→ **Source material**
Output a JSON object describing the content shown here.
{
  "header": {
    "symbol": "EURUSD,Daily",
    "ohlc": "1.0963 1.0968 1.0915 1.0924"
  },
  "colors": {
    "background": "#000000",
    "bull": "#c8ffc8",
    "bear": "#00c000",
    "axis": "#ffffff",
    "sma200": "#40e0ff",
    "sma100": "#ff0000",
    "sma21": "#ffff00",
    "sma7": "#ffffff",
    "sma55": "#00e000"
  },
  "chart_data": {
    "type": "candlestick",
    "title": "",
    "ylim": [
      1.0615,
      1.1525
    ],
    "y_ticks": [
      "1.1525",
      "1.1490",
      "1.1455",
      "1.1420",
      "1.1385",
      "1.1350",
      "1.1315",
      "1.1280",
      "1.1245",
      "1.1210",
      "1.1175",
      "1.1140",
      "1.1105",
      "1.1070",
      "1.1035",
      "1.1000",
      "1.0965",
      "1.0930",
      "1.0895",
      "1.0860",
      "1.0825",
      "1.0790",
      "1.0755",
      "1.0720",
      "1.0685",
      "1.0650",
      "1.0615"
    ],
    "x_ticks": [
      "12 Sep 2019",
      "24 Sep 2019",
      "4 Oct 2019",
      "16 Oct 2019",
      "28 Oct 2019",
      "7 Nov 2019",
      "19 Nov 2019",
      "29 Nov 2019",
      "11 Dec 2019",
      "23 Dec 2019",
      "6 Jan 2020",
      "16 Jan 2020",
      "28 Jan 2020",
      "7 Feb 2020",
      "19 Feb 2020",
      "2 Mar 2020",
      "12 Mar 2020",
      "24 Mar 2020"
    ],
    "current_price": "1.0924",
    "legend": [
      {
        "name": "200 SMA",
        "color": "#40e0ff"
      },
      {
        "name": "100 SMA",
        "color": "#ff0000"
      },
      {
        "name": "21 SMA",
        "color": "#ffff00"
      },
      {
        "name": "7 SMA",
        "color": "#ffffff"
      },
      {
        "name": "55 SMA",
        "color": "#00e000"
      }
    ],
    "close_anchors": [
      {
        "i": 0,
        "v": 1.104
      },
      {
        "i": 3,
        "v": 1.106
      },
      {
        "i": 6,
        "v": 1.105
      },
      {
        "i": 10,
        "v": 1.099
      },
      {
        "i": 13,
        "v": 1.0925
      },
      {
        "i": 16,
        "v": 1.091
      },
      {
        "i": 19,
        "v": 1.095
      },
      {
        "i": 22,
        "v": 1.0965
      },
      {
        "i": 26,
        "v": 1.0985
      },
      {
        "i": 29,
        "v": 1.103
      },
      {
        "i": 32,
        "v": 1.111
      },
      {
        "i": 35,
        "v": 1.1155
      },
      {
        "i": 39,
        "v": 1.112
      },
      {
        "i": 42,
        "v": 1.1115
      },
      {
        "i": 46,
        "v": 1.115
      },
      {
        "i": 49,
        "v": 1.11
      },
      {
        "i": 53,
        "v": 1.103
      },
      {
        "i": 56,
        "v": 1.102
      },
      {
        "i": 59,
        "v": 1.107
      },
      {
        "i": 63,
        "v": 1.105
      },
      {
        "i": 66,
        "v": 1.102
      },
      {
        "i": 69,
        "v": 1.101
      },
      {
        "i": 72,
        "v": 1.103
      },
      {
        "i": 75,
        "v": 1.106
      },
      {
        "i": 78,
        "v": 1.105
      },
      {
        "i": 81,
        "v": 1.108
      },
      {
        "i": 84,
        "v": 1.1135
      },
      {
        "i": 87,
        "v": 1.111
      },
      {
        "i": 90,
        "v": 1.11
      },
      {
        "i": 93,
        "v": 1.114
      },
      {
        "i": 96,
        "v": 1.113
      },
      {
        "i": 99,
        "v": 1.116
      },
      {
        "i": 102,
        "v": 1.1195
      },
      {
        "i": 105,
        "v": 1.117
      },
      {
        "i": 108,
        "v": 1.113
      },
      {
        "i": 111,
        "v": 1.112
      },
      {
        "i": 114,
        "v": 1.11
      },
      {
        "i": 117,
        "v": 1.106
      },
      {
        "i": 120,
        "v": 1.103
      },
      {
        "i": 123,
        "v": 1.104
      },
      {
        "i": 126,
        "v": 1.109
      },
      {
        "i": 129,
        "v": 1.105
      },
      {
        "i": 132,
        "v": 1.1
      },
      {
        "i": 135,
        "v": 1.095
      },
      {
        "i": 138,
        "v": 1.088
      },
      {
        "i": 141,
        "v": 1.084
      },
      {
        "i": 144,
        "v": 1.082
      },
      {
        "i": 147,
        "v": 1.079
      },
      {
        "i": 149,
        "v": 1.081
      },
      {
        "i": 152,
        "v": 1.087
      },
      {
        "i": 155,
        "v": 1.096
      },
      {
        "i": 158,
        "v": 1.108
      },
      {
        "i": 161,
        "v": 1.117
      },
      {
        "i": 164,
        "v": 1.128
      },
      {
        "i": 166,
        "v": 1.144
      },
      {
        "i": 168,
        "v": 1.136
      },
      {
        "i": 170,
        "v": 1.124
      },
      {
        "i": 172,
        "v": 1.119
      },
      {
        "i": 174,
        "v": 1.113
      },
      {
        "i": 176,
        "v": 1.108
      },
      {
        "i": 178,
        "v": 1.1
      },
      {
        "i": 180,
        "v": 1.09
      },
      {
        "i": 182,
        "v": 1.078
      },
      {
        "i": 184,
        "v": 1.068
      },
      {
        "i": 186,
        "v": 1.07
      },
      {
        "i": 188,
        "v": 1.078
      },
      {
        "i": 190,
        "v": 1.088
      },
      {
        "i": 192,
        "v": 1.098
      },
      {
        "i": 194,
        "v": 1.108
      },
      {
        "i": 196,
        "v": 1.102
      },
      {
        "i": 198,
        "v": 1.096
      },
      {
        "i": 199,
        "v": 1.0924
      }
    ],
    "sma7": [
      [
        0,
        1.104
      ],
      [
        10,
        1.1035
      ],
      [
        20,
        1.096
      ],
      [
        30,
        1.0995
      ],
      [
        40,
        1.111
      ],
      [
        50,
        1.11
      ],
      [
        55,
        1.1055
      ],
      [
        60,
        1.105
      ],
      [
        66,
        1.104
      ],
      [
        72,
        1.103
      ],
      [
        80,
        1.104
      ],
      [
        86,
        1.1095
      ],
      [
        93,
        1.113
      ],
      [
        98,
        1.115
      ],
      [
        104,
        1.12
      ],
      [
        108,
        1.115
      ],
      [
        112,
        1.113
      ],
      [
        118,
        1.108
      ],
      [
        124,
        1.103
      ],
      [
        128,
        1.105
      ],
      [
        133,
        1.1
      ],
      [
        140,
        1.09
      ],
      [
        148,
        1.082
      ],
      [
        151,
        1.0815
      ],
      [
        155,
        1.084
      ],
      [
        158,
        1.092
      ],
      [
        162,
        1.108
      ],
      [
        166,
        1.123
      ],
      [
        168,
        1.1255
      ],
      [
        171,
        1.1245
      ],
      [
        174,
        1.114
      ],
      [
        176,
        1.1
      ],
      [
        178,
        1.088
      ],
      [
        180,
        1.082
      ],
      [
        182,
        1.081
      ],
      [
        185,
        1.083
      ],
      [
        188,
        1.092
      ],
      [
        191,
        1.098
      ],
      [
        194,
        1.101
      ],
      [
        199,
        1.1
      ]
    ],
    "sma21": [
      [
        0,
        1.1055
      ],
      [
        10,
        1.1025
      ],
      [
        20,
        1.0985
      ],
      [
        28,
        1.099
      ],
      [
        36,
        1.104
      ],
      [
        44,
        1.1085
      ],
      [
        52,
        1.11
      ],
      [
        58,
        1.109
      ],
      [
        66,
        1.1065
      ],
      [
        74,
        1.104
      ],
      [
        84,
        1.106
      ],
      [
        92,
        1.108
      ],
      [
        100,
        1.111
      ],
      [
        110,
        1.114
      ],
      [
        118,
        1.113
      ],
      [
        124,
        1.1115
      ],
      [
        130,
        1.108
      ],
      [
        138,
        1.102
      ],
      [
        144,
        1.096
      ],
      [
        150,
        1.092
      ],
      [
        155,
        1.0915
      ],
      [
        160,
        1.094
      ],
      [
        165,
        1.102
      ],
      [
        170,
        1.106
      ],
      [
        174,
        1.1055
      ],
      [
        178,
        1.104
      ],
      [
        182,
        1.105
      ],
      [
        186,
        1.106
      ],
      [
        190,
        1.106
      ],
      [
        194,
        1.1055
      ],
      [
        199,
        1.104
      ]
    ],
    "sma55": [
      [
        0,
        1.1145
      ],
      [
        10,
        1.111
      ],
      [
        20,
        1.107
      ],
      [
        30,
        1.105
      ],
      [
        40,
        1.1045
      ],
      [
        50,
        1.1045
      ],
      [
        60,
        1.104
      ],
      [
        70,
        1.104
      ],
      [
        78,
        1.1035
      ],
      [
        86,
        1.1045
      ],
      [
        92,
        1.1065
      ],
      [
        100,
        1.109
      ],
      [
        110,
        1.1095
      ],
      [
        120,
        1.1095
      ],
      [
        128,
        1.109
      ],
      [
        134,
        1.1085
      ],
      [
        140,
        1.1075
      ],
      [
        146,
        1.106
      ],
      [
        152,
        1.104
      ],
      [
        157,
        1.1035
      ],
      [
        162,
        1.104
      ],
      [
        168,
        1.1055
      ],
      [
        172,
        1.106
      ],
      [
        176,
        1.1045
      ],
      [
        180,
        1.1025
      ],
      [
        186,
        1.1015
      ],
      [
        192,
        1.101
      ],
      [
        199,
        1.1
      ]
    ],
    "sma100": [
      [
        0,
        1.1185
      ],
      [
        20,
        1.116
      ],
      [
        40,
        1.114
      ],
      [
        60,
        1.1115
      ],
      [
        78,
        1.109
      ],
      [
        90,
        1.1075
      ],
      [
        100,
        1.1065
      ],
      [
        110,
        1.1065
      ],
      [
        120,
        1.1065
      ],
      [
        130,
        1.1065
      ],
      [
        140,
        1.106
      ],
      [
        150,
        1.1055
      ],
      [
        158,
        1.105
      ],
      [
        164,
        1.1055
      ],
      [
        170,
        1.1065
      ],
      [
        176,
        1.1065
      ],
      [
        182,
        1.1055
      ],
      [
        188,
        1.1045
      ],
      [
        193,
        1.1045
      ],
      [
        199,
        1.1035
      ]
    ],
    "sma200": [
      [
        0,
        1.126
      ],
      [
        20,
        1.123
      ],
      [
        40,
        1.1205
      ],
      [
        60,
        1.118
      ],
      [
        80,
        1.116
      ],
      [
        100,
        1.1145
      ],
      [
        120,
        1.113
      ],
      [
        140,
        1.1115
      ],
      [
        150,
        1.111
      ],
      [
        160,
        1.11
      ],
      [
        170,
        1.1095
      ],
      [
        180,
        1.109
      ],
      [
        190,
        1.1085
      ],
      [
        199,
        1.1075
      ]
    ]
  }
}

→ **Work to do**
Give the number of lines in the entries that hold the word "ffffff", and nothing else.

→ **Task answer**
3